● What is required
Repeat the listing exactly as given, omitting every image.

● Provided material

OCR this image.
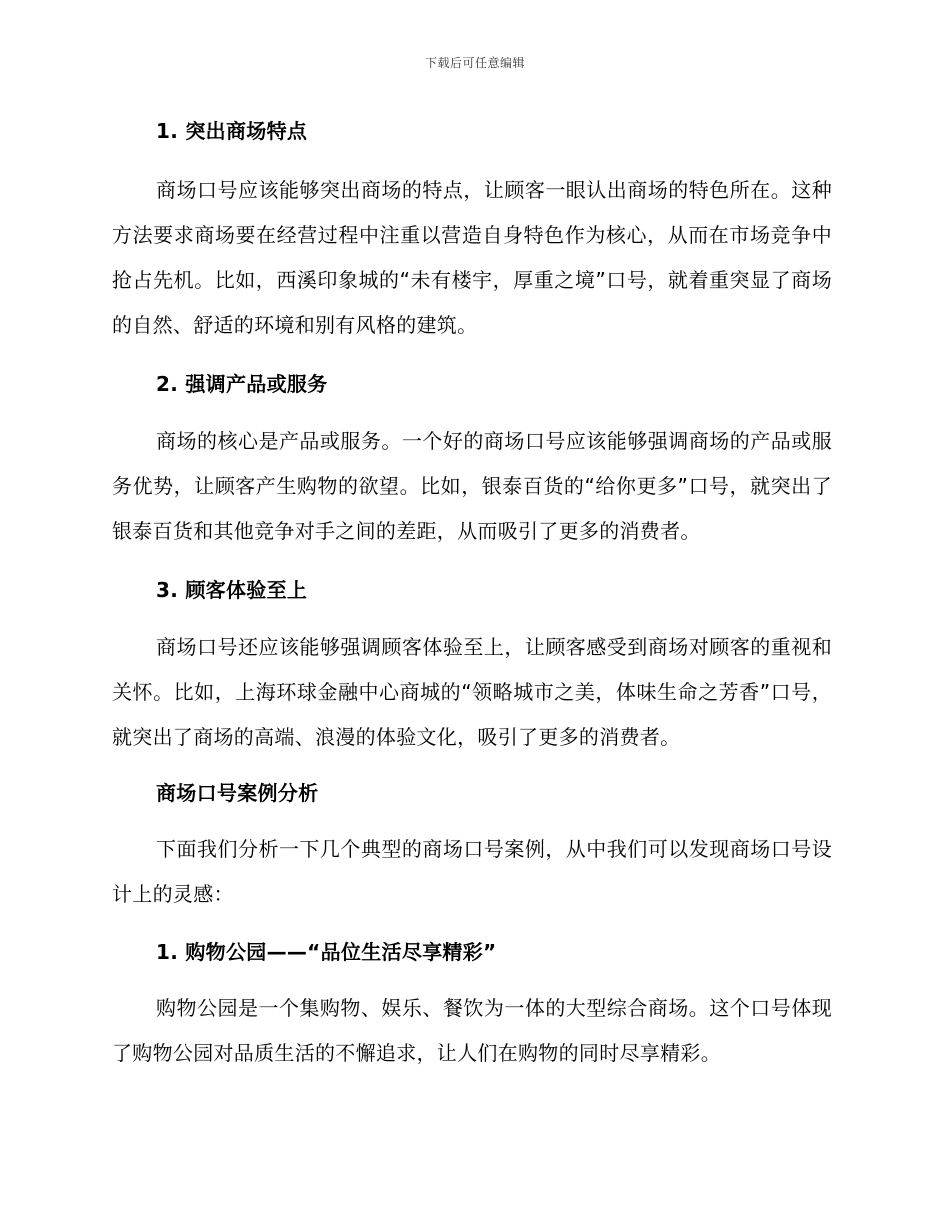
下载后可任意编辑
1. 突出商场特点

商场口号应该能够突出商场的特点，让顾客一眼认出商场的特色所在。这种方法要求商场要在经营过程中注重以营造自身特色作为核心，从而在市场竞争中抢占先机。比如，西溪印象城的“未有楼宇，厚重之境”口号，就着重突显了商场的自然、舒适的环境和别有风格的建筑。

2. 强调产品或服务

商场的核心是产品或服务。一个好的商场口号应该能够强调商场的产品或服务优势，让顾客产生购物的欲望。比如，银泰百货的“给你更多”口号，就突出了银泰百货和其他竞争对手之间的差距，从而吸引了更多的消费者。

3. 顾客体验至上

商场口号还应该能够强调顾客体验至上，让顾客感受到商场对顾客的重视和关怀。比如，上海环球金融中心商城的“领略城市之美，体味生命之芳香”口号，就突出了商场的高端、浪漫的体验文化，吸引了更多的消费者。

商场口号案例分析

下面我们分析一下几个典型的商场口号案例，从中我们可以发现商场口号设计上的灵感：

1. 购物公园——“品位生活尽享精彩”

购物公园是一个集购物、娱乐、餐饮为一体的大型综合商场。这个口号体现了购物公园对品质生活的不懈追求，让人们在购物的同时尽享精彩。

● Output
OCR this image.
下载后可任意编辑
1. 突出商场特点

商场口号应该能够突出商场的特点，让顾客一眼认出商场的特色所在。这种方法要求商场要在经营过程中注重以营造自身特色作为核心，从而在市场竞争中抢占先机。比如，西溪印象城的“未有楼宇，厚重之境”口号，就着重突显了商场的自然、舒适的环境和别有风格的建筑。

2. 强调产品或服务

商场的核心是产品或服务。一个好的商场口号应该能够强调商场的产品或服务优势，让顾客产生购物的欲望。比如，银泰百货的“给你更多”口号，就突出了银泰百货和其他竞争对手之间的差距，从而吸引了更多的消费者。

3. 顾客体验至上

商场口号还应该能够强调顾客体验至上，让顾客感受到商场对顾客的重视和关怀。比如，上海环球金融中心商城的“领略城市之美，体味生命之芳香”口号，就突出了商场的高端、浪漫的体验文化，吸引了更多的消费者。

商场口号案例分析

下面我们分析一下几个典型的商场口号案例，从中我们可以发现商场口号设计上的灵感：

1. 购物公园——“品位生活尽享精彩”

购物公园是一个集购物、娱乐、餐饮为一体的大型综合商场。这个口号体现了购物公园对品质生活的不懈追求，让人们在购物的同时尽享精彩。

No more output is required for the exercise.